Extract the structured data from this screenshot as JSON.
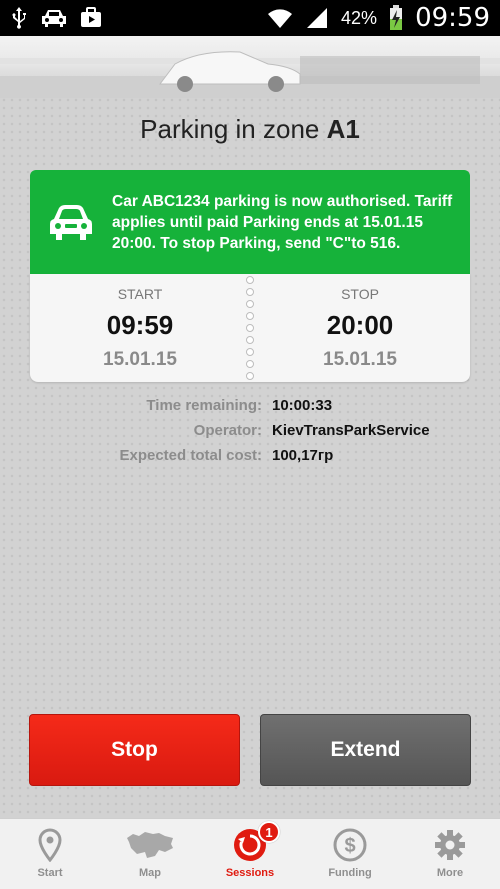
{
  "status_bar": {
    "battery_percent": "42%",
    "time": "09:59",
    "icons": [
      "usb-icon",
      "car-icon",
      "briefcase-icon",
      "wifi-icon",
      "signal-icon",
      "battery-charging-icon"
    ]
  },
  "page": {
    "title_prefix": "Parking in zone ",
    "zone": "A1"
  },
  "notice": {
    "text": "Car ABC1234 parking is now authorised. Tariff applies until paid Parking ends at 15.01.15 20:00. To stop Parking, send \"C\"to 516.",
    "icon": "car-icon",
    "color": "#16b23a"
  },
  "times": {
    "start": {
      "caption": "START",
      "time": "09:59",
      "date": "15.01.15"
    },
    "stop": {
      "caption": "STOP",
      "time": "20:00",
      "date": "15.01.15"
    }
  },
  "details": [
    {
      "label": "Time remaining:",
      "value": "10:00:33"
    },
    {
      "label": "Operator:",
      "value": "KievTransParkService"
    },
    {
      "label": "Expected total cost:",
      "value": "100,17гр"
    }
  ],
  "actions": {
    "stop_label": "Stop",
    "extend_label": "Extend",
    "stop_color": "#e8200f",
    "extend_color": "#5f5f5f"
  },
  "nav": {
    "items": [
      {
        "label": "Start",
        "icon": "map-pin-icon"
      },
      {
        "label": "Map",
        "icon": "ukraine-map-icon"
      },
      {
        "label": "Sessions",
        "icon": "sessions-icon",
        "badge": "1",
        "active": true
      },
      {
        "label": "Funding",
        "icon": "dollar-icon"
      },
      {
        "label": "More",
        "icon": "gear-icon"
      }
    ]
  }
}
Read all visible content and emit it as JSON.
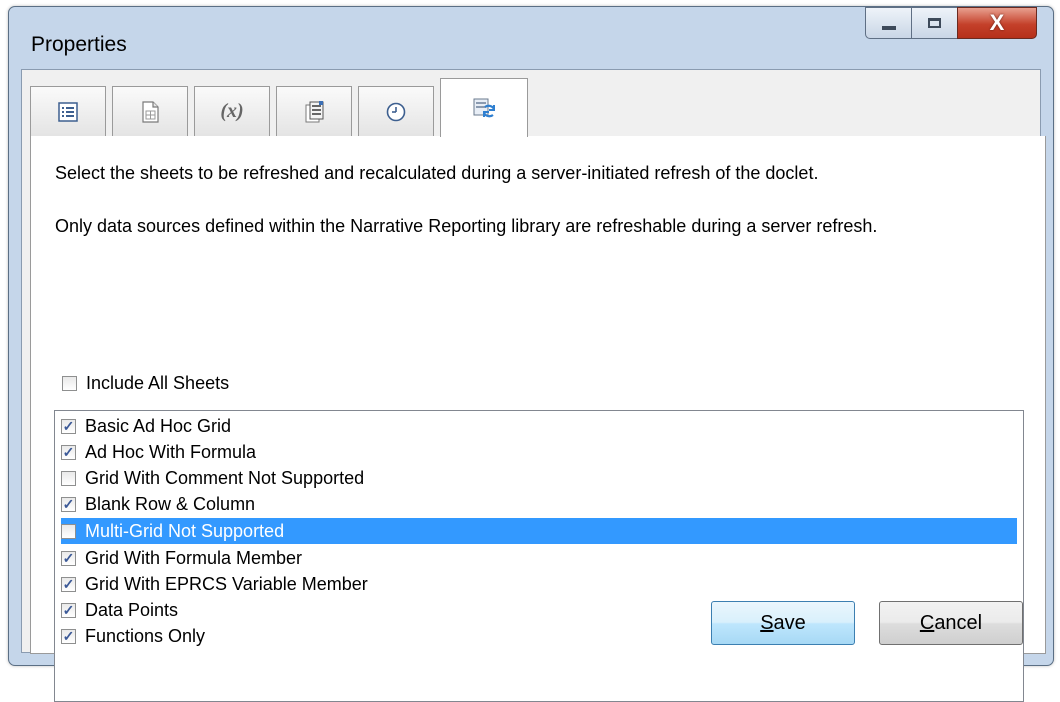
{
  "window": {
    "title": "Properties"
  },
  "caption": {
    "minimize_icon": "minimize-icon",
    "maximize_icon": "maximize-icon",
    "close_icon": "close-icon",
    "close_glyph": "X"
  },
  "tabs": [
    {
      "icon": "list-icon",
      "label": ""
    },
    {
      "icon": "document-grid-icon",
      "label": ""
    },
    {
      "icon": "variable-icon",
      "label": "(x)"
    },
    {
      "icon": "report-icon",
      "label": ""
    },
    {
      "icon": "clock-icon",
      "label": ""
    },
    {
      "icon": "refresh-icon",
      "label": "",
      "active": true
    }
  ],
  "panel": {
    "description_1": "Select the sheets to be refreshed and recalculated during a server-initiated refresh of the doclet.",
    "description_2": "Only data sources defined within the Narrative Reporting library are refreshable during a server refresh.",
    "include_all_label": "Include All Sheets",
    "include_all_checked": false,
    "sheets": [
      {
        "label": "Basic Ad Hoc Grid",
        "checked": true
      },
      {
        "label": "Ad Hoc With Formula",
        "checked": true
      },
      {
        "label": "Grid With Comment Not Supported",
        "checked": false
      },
      {
        "label": "Blank Row & Column",
        "checked": true
      },
      {
        "label": "Multi-Grid Not Supported",
        "checked": false,
        "selected": true
      },
      {
        "label": "Grid With Formula Member",
        "checked": true
      },
      {
        "label": "Grid With EPRCS Variable Member",
        "checked": true
      },
      {
        "label": "Data Points",
        "checked": true
      },
      {
        "label": "Functions Only",
        "checked": true
      }
    ]
  },
  "buttons": {
    "save_mnemonic": "S",
    "save_rest": "ave",
    "cancel_mnemonic": "C",
    "cancel_rest": "ancel"
  },
  "colors": {
    "selection": "#3399ff",
    "check": "#3b5997",
    "title_bar": "#c5d6ea"
  }
}
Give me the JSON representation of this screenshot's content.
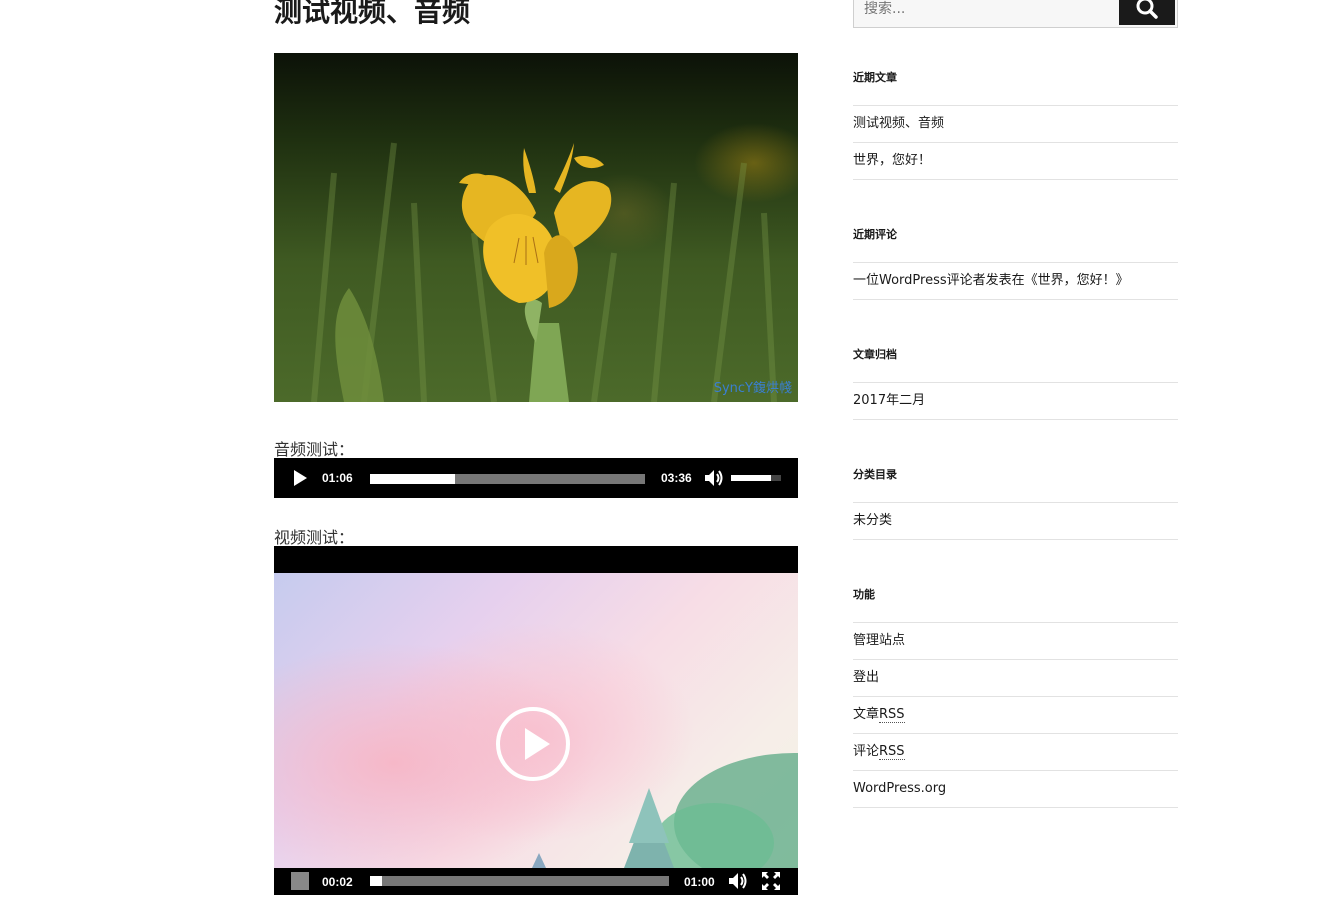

------------------------------------------------------------

**TASK BRIEF:**
Copy each line exactly, and leave the pictures out of your copy.

**RESULT OF THIS TASK:**
Extract the structured data from this screenshot as JSON.
{
  "status_bar": {
    "battery_percent": "42%",
    "time": "09:59",
    "icons": [
      "usb-icon",
      "car-icon",
      "briefcase-icon",
      "wifi-icon",
      "signal-icon",
      "battery-charging-icon"
    ]
  },
  "page": {
    "title_prefix": "Parking in zone ",
    "zone": "A1"
  },
  "notice": {
    "text": "Car ABC1234 parking is now authorised. Tariff applies until paid Parking ends at 15.01.15 20:00. To stop Parking, send \"C\"to 516.",
    "icon": "car-icon",
    "color": "#16b23a"
  },
  "times": {
    "start": {
      "caption": "START",
      "time": "09:59",
      "date": "15.01.15"
    },
    "stop": {
      "caption": "STOP",
      "time": "20:00",
      "date": "15.01.15"
    }
  },
  "details": [
    {
      "label": "Time remaining:",
      "value": "10:00:33"
    },
    {
      "label": "Operator:",
      "value": "KievTransParkService"
    },
    {
      "label": "Expected total cost:",
      "value": "100,17гр"
    }
  ],
  "actions": {
    "stop_label": "Stop",
    "extend_label": "Extend",
    "stop_color": "#e8200f",
    "extend_color": "#5f5f5f"
  },
  "nav": {
    "items": [
      {
        "label": "Start",
        "icon": "map-pin-icon"
      },
      {
        "label": "Map",
        "icon": "ukraine-map-icon"
      },
      {
        "label": "Sessions",
        "icon": "sessions-icon",
        "badge": "1",
        "active": true
      },
      {
        "label": "Funding",
        "icon": "dollar-icon"
      },
      {
        "label": "More",
        "icon": "gear-icon"
      }
    ]
  }
}
Read all visible content and emit it as JSON.
{
  "window": {
    "title": "Properties"
  },
  "caption": {
    "minimize_icon": "minimize-icon",
    "maximize_icon": "maximize-icon",
    "close_icon": "close-icon",
    "close_glyph": "X"
  },
  "tabs": [
    {
      "icon": "list-icon",
      "label": ""
    },
    {
      "icon": "document-grid-icon",
      "label": ""
    },
    {
      "icon": "variable-icon",
      "label": "(x)"
    },
    {
      "icon": "report-icon",
      "label": ""
    },
    {
      "icon": "clock-icon",
      "label": ""
    },
    {
      "icon": "refresh-icon",
      "label": "",
      "active": true
    }
  ],
  "panel": {
    "description_1": "Select the sheets to be refreshed and recalculated during a server-initiated refresh of the doclet.",
    "description_2": "Only data sources defined within the Narrative Reporting library are refreshable during a server refresh.",
    "include_all_label": "Include All Sheets",
    "include_all_checked": false,
    "sheets": [
      {
        "label": "Basic Ad Hoc Grid",
        "checked": true
      },
      {
        "label": "Ad Hoc With Formula",
        "checked": true
      },
      {
        "label": "Grid With Comment Not Supported",
        "checked": false
      },
      {
        "label": "Blank Row & Column",
        "checked": true
      },
      {
        "label": "Multi-Grid Not Supported",
        "checked": false,
        "selected": true
      },
      {
        "label": "Grid With Formula Member",
        "checked": true
      },
      {
        "label": "Grid With EPRCS Variable Member",
        "checked": true
      },
      {
        "label": "Data Points",
        "checked": true
      },
      {
        "label": "Functions Only",
        "checked": true
      }
    ]
  },
  "buttons": {
    "save_mnemonic": "S",
    "save_rest": "ave",
    "cancel_mnemonic": "C",
    "cancel_rest": "ancel"
  },
  "colors": {
    "selection": "#3399ff",
    "check": "#3b5997",
    "title_bar": "#c5d6ea"
  }
}
Give me the JSON representation of this screenshot's content.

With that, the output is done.